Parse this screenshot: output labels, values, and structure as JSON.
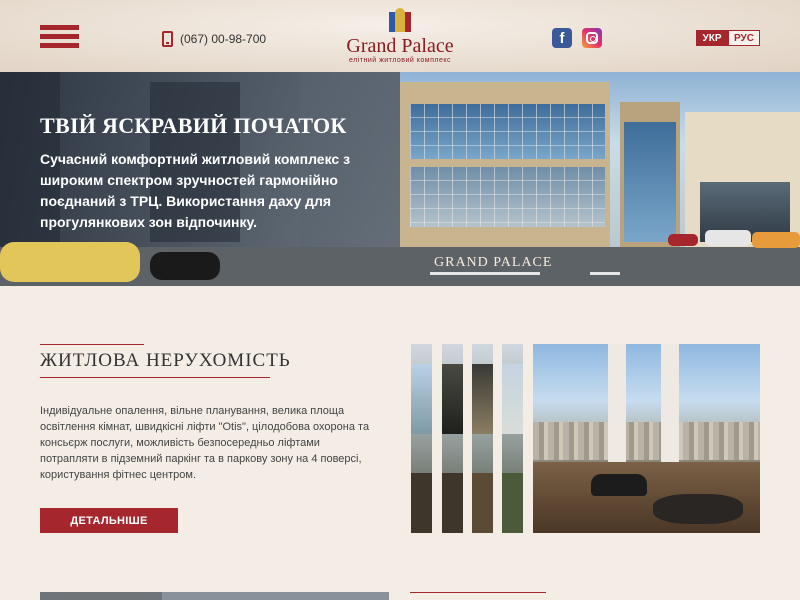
{
  "header": {
    "phone": "(067) 00-98-700",
    "logo_name": "Grand Palace",
    "logo_sub": "елітний житловий комплекс",
    "social": [
      {
        "name": "facebook",
        "glyph": "f"
      },
      {
        "name": "instagram",
        "glyph": ""
      }
    ],
    "languages": [
      {
        "label": "УКР",
        "active": true
      },
      {
        "label": "РУС",
        "active": false
      }
    ],
    "menu_icon": "hamburger-icon",
    "phone_icon": "mobile-phone-icon"
  },
  "hero": {
    "title": "ТВІЙ ЯСКРАВИЙ ПОЧАТОК",
    "text": "Сучасний комфортний житловий комплекс з широким спектром зручностей гармонійно поєднаний з ТРЦ. Використання даху для прогулянкових зон відпочинку.",
    "building_sign": "GRAND PALACE"
  },
  "section": {
    "title": "ЖИТЛОВА НЕРУХОМІСТЬ",
    "text": "Індивідуальне опалення, вільне планування, велика площа освітлення кімнат, швидкісні ліфти \"Otis\", цілодобова охорона та консьєрж послуги, можливість безпосередньо ліфтами потрапляти в підземний паркінг та в паркову зону на 4 поверсі, користування фітнес центром.",
    "button": "ДЕТАЛЬНІШЕ"
  },
  "colors": {
    "accent": "#a5262c",
    "background": "#f3ede6"
  }
}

▶ [Directive]:
Your task is to repeat the data above exactly while excluding the pictures.

▶ [Response to this task]:
Parse this screenshot: output labels, values, and structure as JSON.
{
  "header": {
    "phone": "(067) 00-98-700",
    "logo_name": "Grand Palace",
    "logo_sub": "елітний житловий комплекс",
    "social": [
      {
        "name": "facebook",
        "glyph": "f"
      },
      {
        "name": "instagram",
        "glyph": ""
      }
    ],
    "languages": [
      {
        "label": "УКР",
        "active": true
      },
      {
        "label": "РУС",
        "active": false
      }
    ],
    "menu_icon": "hamburger-icon",
    "phone_icon": "mobile-phone-icon"
  },
  "hero": {
    "title": "ТВІЙ ЯСКРАВИЙ ПОЧАТОК",
    "text": "Сучасний комфортний житловий комплекс з широким спектром зручностей гармонійно поєднаний з ТРЦ. Використання даху для прогулянкових зон відпочинку.",
    "building_sign": "GRAND PALACE"
  },
  "section": {
    "title": "ЖИТЛОВА НЕРУХОМІСТЬ",
    "text": "Індивідуальне опалення, вільне планування, велика площа освітлення кімнат, швидкісні ліфти \"Otis\", цілодобова охорона та консьєрж послуги, можливість безпосередньо ліфтами потрапляти в підземний паркінг та в паркову зону на 4 поверсі, користування фітнес центром.",
    "button": "ДЕТАЛЬНІШЕ"
  },
  "colors": {
    "accent": "#a5262c",
    "background": "#f3ede6"
  }
}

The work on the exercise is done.